— START OF Supplied information —
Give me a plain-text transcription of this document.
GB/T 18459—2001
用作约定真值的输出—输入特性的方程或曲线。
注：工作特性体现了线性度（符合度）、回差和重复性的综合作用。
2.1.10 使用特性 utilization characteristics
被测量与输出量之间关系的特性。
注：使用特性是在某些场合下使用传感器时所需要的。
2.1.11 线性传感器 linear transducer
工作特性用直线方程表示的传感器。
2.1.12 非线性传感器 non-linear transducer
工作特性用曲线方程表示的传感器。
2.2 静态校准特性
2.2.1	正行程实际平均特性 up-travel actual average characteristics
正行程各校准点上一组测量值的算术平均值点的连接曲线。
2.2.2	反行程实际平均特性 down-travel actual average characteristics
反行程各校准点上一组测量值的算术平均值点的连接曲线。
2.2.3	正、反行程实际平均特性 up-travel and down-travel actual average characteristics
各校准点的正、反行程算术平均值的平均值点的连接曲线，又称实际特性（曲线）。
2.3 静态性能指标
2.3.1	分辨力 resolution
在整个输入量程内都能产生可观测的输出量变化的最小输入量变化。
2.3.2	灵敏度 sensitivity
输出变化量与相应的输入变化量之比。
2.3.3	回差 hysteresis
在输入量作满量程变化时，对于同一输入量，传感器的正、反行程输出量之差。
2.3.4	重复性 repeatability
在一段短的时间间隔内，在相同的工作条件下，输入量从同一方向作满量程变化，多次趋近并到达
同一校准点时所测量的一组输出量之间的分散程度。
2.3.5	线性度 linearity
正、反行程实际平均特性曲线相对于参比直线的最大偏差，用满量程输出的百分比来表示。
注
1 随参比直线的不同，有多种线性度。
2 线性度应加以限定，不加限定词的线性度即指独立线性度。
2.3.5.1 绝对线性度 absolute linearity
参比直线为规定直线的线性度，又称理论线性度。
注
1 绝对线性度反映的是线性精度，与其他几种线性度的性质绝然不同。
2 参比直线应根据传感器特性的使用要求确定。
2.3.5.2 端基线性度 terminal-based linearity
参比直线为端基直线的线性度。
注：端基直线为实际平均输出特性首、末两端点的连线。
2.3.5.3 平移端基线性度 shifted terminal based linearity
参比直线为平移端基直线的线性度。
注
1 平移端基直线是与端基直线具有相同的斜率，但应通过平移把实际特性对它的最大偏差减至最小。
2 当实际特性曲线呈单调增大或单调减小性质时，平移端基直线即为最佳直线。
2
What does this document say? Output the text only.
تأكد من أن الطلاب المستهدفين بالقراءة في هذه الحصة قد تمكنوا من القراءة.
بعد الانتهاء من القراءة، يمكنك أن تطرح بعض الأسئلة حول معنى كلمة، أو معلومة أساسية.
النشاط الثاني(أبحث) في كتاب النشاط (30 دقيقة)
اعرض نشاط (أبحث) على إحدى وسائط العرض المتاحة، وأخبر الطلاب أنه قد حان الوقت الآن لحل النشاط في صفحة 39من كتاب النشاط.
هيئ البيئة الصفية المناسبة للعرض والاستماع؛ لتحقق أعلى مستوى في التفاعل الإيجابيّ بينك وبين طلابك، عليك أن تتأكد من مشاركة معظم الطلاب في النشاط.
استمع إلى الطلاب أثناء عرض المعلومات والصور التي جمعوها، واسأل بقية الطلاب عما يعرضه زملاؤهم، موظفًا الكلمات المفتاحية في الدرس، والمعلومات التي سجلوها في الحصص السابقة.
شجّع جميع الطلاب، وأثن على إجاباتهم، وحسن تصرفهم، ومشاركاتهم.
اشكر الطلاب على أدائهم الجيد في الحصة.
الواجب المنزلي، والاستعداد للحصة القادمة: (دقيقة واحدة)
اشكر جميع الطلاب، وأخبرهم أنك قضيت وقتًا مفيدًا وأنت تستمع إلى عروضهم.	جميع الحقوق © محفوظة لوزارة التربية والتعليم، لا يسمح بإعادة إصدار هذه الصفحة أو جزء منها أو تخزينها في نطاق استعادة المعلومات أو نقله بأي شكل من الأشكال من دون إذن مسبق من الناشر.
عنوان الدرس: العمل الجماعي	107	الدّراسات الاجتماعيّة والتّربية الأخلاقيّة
— END OF Supplied information —
Spot every line that holds "كتاب" and copy it.

=== The completed task ===
النشاط الثاني(أبحث) في كتاب النشاط (30 دقيقة)
اعرض نشاط (أبحث) على إحدى وسائط العرض المتاحة، وأخبر الطلاب أنه قد حان الوقت الآن لحل النشاط في صفحة 39من كتاب النشاط.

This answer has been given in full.